> [TASK PROMPT]: Reproduce the listing verbatim.

> [INFORMATION PROVIDED]:
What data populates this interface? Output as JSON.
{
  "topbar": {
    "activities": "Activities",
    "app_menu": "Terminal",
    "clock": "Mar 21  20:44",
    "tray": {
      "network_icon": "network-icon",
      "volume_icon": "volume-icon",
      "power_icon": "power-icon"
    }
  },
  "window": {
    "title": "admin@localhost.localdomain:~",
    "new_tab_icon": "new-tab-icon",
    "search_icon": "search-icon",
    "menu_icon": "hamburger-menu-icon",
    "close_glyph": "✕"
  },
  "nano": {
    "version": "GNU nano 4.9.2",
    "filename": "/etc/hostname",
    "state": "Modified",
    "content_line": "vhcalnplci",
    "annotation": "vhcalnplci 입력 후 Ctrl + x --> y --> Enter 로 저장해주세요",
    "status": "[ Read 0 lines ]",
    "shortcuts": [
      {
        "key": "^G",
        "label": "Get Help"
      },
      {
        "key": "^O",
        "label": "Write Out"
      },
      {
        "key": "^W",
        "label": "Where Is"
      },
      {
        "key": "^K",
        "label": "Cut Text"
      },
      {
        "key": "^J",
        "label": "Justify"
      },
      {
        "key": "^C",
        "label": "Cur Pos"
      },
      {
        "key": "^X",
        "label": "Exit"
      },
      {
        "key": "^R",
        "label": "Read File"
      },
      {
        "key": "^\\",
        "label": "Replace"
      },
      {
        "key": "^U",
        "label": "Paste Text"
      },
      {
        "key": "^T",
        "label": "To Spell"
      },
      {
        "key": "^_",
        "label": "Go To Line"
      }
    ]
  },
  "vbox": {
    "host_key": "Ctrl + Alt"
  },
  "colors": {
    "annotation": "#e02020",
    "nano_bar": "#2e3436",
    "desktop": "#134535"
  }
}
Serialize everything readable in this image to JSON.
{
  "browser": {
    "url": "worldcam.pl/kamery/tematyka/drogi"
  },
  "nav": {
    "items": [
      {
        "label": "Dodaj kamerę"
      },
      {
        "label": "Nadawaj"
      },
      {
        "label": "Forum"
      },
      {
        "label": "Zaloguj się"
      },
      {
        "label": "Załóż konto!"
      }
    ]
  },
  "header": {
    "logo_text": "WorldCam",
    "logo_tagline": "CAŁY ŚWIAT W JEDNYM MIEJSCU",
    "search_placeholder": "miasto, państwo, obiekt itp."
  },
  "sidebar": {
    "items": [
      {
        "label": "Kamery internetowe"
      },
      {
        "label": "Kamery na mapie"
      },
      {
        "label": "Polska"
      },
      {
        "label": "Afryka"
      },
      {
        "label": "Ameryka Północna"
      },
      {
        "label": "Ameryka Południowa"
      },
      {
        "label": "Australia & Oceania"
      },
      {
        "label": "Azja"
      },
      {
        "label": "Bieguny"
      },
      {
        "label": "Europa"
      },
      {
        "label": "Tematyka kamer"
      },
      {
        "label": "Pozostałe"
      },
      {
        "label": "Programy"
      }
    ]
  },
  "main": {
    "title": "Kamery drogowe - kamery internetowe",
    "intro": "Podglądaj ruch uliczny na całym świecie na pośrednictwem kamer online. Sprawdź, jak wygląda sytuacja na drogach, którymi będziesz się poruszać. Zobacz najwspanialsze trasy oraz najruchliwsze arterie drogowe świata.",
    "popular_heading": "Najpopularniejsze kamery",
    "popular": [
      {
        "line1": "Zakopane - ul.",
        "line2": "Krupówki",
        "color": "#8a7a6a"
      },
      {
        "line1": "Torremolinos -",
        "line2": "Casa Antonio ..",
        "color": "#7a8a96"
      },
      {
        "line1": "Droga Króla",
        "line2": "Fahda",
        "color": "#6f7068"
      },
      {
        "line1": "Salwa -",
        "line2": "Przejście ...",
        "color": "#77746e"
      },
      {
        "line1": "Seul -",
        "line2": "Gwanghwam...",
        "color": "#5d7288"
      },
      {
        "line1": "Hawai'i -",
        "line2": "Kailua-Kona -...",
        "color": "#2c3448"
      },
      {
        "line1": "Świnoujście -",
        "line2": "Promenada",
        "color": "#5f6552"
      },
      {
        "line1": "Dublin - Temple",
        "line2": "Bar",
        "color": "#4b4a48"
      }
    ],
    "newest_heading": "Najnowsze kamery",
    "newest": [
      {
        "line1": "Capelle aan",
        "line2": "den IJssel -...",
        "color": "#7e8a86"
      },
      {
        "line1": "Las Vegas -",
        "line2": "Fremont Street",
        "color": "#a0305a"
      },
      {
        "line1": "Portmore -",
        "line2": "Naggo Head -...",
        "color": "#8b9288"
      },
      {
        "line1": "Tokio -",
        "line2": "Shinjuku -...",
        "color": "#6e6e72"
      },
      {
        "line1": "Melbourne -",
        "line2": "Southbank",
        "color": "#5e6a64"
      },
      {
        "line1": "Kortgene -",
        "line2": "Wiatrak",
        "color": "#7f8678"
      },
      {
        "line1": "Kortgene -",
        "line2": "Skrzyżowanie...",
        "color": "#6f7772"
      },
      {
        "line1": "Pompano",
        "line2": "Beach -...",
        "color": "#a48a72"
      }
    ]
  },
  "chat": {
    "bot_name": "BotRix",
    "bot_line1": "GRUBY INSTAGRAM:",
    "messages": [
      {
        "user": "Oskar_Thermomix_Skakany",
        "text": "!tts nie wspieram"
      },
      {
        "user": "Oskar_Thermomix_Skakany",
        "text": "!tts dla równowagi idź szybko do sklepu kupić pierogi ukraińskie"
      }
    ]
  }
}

> [EXERCISE SOLUTION]:
What data populates this interface? Output as JSON.
{
  "topbar": {
    "activities": "Activities",
    "app_menu": "Terminal",
    "clock": "Mar 21  20:44",
    "tray": {
      "network_icon": "network-icon",
      "volume_icon": "volume-icon",
      "power_icon": "power-icon"
    }
  },
  "window": {
    "title": "admin@localhost.localdomain:~",
    "new_tab_icon": "new-tab-icon",
    "search_icon": "search-icon",
    "menu_icon": "hamburger-menu-icon",
    "close_glyph": "✕"
  },
  "nano": {
    "version": "GNU nano 4.9.2",
    "filename": "/etc/hostname",
    "state": "Modified",
    "content_line": "vhcalnplci",
    "annotation": "vhcalnplci 입력 후 Ctrl + x --> y --> Enter 로 저장해주세요",
    "status": "[ Read 0 lines ]",
    "shortcuts": [
      {
        "key": "^G",
        "label": "Get Help"
      },
      {
        "key": "^O",
        "label": "Write Out"
      },
      {
        "key": "^W",
        "label": "Where Is"
      },
      {
        "key": "^K",
        "label": "Cut Text"
      },
      {
        "key": "^J",
        "label": "Justify"
      },
      {
        "key": "^C",
        "label": "Cur Pos"
      },
      {
        "key": "^X",
        "label": "Exit"
      },
      {
        "key": "^R",
        "label": "Read File"
      },
      {
        "key": "^\\",
        "label": "Replace"
      },
      {
        "key": "^U",
        "label": "Paste Text"
      },
      {
        "key": "^T",
        "label": "To Spell"
      },
      {
        "key": "^_",
        "label": "Go To Line"
      }
    ]
  },
  "vbox": {
    "host_key": "Ctrl + Alt"
  },
  "colors": {
    "annotation": "#e02020",
    "nano_bar": "#2e3436",
    "desktop": "#134535"
  }
}
Serialize everything readable in this image to JSON.
{
  "browser": {
    "url": "worldcam.pl/kamery/tematyka/drogi"
  },
  "nav": {
    "items": [
      {
        "label": "Dodaj kamerę"
      },
      {
        "label": "Nadawaj"
      },
      {
        "label": "Forum"
      },
      {
        "label": "Zaloguj się"
      },
      {
        "label": "Załóż konto!"
      }
    ]
  },
  "header": {
    "logo_text": "WorldCam",
    "logo_tagline": "CAŁY ŚWIAT W JEDNYM MIEJSCU",
    "search_placeholder": "miasto, państwo, obiekt itp."
  },
  "sidebar": {
    "items": [
      {
        "label": "Kamery internetowe"
      },
      {
        "label": "Kamery na mapie"
      },
      {
        "label": "Polska"
      },
      {
        "label": "Afryka"
      },
      {
        "label": "Ameryka Północna"
      },
      {
        "label": "Ameryka Południowa"
      },
      {
        "label": "Australia & Oceania"
      },
      {
        "label": "Azja"
      },
      {
        "label": "Bieguny"
      },
      {
        "label": "Europa"
      },
      {
        "label": "Tematyka kamer"
      },
      {
        "label": "Pozostałe"
      },
      {
        "label": "Programy"
      }
    ]
  },
  "main": {
    "title": "Kamery drogowe - kamery internetowe",
    "intro": "Podglądaj ruch uliczny na całym świecie na pośrednictwem kamer online. Sprawdź, jak wygląda sytuacja na drogach, którymi będziesz się poruszać. Zobacz najwspanialsze trasy oraz najruchliwsze arterie drogowe świata.",
    "popular_heading": "Najpopularniejsze kamery",
    "popular": [
      {
        "line1": "Zakopane - ul.",
        "line2": "Krupówki",
        "color": "#8a7a6a"
      },
      {
        "line1": "Torremolinos -",
        "line2": "Casa Antonio ..",
        "color": "#7a8a96"
      },
      {
        "line1": "Droga Króla",
        "line2": "Fahda",
        "color": "#6f7068"
      },
      {
        "line1": "Salwa -",
        "line2": "Przejście ...",
        "color": "#77746e"
      },
      {
        "line1": "Seul -",
        "line2": "Gwanghwam...",
        "color": "#5d7288"
      },
      {
        "line1": "Hawai'i -",
        "line2": "Kailua-Kona -...",
        "color": "#2c3448"
      },
      {
        "line1": "Świnoujście -",
        "line2": "Promenada",
        "color": "#5f6552"
      },
      {
        "line1": "Dublin - Temple",
        "line2": "Bar",
        "color": "#4b4a48"
      }
    ],
    "newest_heading": "Najnowsze kamery",
    "newest": [
      {
        "line1": "Capelle aan",
        "line2": "den IJssel -...",
        "color": "#7e8a86"
      },
      {
        "line1": "Las Vegas -",
        "line2": "Fremont Street",
        "color": "#a0305a"
      },
      {
        "line1": "Portmore -",
        "line2": "Naggo Head -...",
        "color": "#8b9288"
      },
      {
        "line1": "Tokio -",
        "line2": "Shinjuku -...",
        "color": "#6e6e72"
      },
      {
        "line1": "Melbourne -",
        "line2": "Southbank",
        "color": "#5e6a64"
      },
      {
        "line1": "Kortgene -",
        "line2": "Wiatrak",
        "color": "#7f8678"
      },
      {
        "line1": "Kortgene -",
        "line2": "Skrzyżowanie...",
        "color": "#6f7772"
      },
      {
        "line1": "Pompano",
        "line2": "Beach -...",
        "color": "#a48a72"
      }
    ]
  },
  "chat": {
    "bot_name": "BotRix",
    "bot_line1": "GRUBY INSTAGRAM:",
    "messages": [
      {
        "user": "Oskar_Thermomix_Skakany",
        "text": "!tts nie wspieram"
      },
      {
        "user": "Oskar_Thermomix_Skakany",
        "text": "!tts dla równowagi idź szybko do sklepu kupić pierogi ukraińskie"
      }
    ]
  }
}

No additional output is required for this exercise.